[Collected data]
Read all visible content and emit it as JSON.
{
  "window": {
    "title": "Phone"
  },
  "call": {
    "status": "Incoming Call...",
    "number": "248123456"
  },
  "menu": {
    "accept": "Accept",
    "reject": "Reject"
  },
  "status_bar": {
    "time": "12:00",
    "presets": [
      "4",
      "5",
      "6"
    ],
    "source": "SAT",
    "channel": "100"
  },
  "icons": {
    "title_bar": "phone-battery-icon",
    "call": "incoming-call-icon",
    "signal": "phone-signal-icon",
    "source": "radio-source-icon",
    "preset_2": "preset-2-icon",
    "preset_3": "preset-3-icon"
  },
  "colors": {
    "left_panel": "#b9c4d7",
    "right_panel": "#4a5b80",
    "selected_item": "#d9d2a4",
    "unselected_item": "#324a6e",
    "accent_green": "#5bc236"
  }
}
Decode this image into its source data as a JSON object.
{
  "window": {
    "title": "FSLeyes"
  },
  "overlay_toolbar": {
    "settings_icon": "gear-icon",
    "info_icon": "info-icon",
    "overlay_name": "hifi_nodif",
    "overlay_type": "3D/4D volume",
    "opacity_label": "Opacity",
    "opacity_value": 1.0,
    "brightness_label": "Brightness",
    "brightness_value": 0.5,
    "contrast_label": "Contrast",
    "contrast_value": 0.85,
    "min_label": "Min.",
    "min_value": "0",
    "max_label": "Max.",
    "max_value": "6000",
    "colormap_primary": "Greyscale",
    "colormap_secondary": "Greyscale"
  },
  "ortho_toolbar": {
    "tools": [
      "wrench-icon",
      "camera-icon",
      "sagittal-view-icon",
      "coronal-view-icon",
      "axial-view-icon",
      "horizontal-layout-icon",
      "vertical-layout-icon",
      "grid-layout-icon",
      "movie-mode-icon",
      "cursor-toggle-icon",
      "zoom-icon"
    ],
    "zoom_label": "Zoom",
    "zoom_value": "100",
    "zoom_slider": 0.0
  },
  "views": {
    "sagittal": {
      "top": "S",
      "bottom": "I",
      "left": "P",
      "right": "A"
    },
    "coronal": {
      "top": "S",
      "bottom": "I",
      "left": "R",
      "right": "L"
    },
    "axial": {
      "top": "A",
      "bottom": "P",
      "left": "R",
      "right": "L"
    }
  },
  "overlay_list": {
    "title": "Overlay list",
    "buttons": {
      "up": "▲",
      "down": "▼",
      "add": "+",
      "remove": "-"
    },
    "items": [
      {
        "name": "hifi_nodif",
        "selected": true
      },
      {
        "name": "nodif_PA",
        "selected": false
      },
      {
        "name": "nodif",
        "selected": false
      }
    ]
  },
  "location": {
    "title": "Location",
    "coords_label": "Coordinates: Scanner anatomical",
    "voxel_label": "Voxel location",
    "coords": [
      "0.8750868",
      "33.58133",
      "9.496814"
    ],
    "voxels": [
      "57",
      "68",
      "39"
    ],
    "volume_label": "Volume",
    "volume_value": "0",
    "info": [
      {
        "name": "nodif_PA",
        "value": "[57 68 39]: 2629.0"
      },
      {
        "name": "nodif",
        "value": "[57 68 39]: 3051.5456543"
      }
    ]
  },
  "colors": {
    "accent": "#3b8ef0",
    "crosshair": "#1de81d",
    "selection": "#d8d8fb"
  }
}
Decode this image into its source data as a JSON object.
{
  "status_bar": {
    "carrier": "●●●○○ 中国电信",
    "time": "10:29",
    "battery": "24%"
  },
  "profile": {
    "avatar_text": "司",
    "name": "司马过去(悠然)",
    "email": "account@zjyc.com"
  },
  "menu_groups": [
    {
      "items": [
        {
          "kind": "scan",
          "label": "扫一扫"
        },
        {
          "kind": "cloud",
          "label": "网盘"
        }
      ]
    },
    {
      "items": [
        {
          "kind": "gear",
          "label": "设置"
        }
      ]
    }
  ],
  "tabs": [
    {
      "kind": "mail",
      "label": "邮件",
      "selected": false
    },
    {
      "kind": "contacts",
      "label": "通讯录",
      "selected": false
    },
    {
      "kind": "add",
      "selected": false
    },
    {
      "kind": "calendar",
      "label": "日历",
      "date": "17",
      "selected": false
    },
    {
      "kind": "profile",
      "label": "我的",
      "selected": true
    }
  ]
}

#### [SET EXERCISE]
Can you restate every record above word for word?

#### [WORKED SOLUTION]
Read all visible content and emit it as JSON.
{
  "window": {
    "title": "Phone"
  },
  "call": {
    "status": "Incoming Call...",
    "number": "248123456"
  },
  "menu": {
    "accept": "Accept",
    "reject": "Reject"
  },
  "status_bar": {
    "time": "12:00",
    "presets": [
      "4",
      "5",
      "6"
    ],
    "source": "SAT",
    "channel": "100"
  },
  "icons": {
    "title_bar": "phone-battery-icon",
    "call": "incoming-call-icon",
    "signal": "phone-signal-icon",
    "source": "radio-source-icon",
    "preset_2": "preset-2-icon",
    "preset_3": "preset-3-icon"
  },
  "colors": {
    "left_panel": "#b9c4d7",
    "right_panel": "#4a5b80",
    "selected_item": "#d9d2a4",
    "unselected_item": "#324a6e",
    "accent_green": "#5bc236"
  }
}
Decode this image into its source data as a JSON object.
{
  "window": {
    "title": "FSLeyes"
  },
  "overlay_toolbar": {
    "settings_icon": "gear-icon",
    "info_icon": "info-icon",
    "overlay_name": "hifi_nodif",
    "overlay_type": "3D/4D volume",
    "opacity_label": "Opacity",
    "opacity_value": 1.0,
    "brightness_label": "Brightness",
    "brightness_value": 0.5,
    "contrast_label": "Contrast",
    "contrast_value": 0.85,
    "min_label": "Min.",
    "min_value": "0",
    "max_label": "Max.",
    "max_value": "6000",
    "colormap_primary": "Greyscale",
    "colormap_secondary": "Greyscale"
  },
  "ortho_toolbar": {
    "tools": [
      "wrench-icon",
      "camera-icon",
      "sagittal-view-icon",
      "coronal-view-icon",
      "axial-view-icon",
      "horizontal-layout-icon",
      "vertical-layout-icon",
      "grid-layout-icon",
      "movie-mode-icon",
      "cursor-toggle-icon",
      "zoom-icon"
    ],
    "zoom_label": "Zoom",
    "zoom_value": "100",
    "zoom_slider": 0.0
  },
  "views": {
    "sagittal": {
      "top": "S",
      "bottom": "I",
      "left": "P",
      "right": "A"
    },
    "coronal": {
      "top": "S",
      "bottom": "I",
      "left": "R",
      "right": "L"
    },
    "axial": {
      "top": "A",
      "bottom": "P",
      "left": "R",
      "right": "L"
    }
  },
  "overlay_list": {
    "title": "Overlay list",
    "buttons": {
      "up": "▲",
      "down": "▼",
      "add": "+",
      "remove": "-"
    },
    "items": [
      {
        "name": "hifi_nodif",
        "selected": true
      },
      {
        "name": "nodif_PA",
        "selected": false
      },
      {
        "name": "nodif",
        "selected": false
      }
    ]
  },
  "location": {
    "title": "Location",
    "coords_label": "Coordinates: Scanner anatomical",
    "voxel_label": "Voxel location",
    "coords": [
      "0.8750868",
      "33.58133",
      "9.496814"
    ],
    "voxels": [
      "57",
      "68",
      "39"
    ],
    "volume_label": "Volume",
    "volume_value": "0",
    "info": [
      {
        "name": "nodif_PA",
        "value": "[57 68 39]: 2629.0"
      },
      {
        "name": "nodif",
        "value": "[57 68 39]: 3051.5456543"
      }
    ]
  },
  "colors": {
    "accent": "#3b8ef0",
    "crosshair": "#1de81d",
    "selection": "#d8d8fb"
  }
}
Decode this image into its source data as a JSON object.
{
  "status_bar": {
    "carrier": "●●●○○ 中国电信",
    "time": "10:29",
    "battery": "24%"
  },
  "profile": {
    "avatar_text": "司",
    "name": "司马过去(悠然)",
    "email": "account@zjyc.com"
  },
  "menu_groups": [
    {
      "items": [
        {
          "kind": "scan",
          "label": "扫一扫"
        },
        {
          "kind": "cloud",
          "label": "网盘"
        }
      ]
    },
    {
      "items": [
        {
          "kind": "gear",
          "label": "设置"
        }
      ]
    }
  ],
  "tabs": [
    {
      "kind": "mail",
      "label": "邮件",
      "selected": false
    },
    {
      "kind": "contacts",
      "label": "通讯录",
      "selected": false
    },
    {
      "kind": "add",
      "selected": false
    },
    {
      "kind": "calendar",
      "label": "日历",
      "date": "17",
      "selected": false
    },
    {
      "kind": "profile",
      "label": "我的",
      "selected": true
    }
  ]
}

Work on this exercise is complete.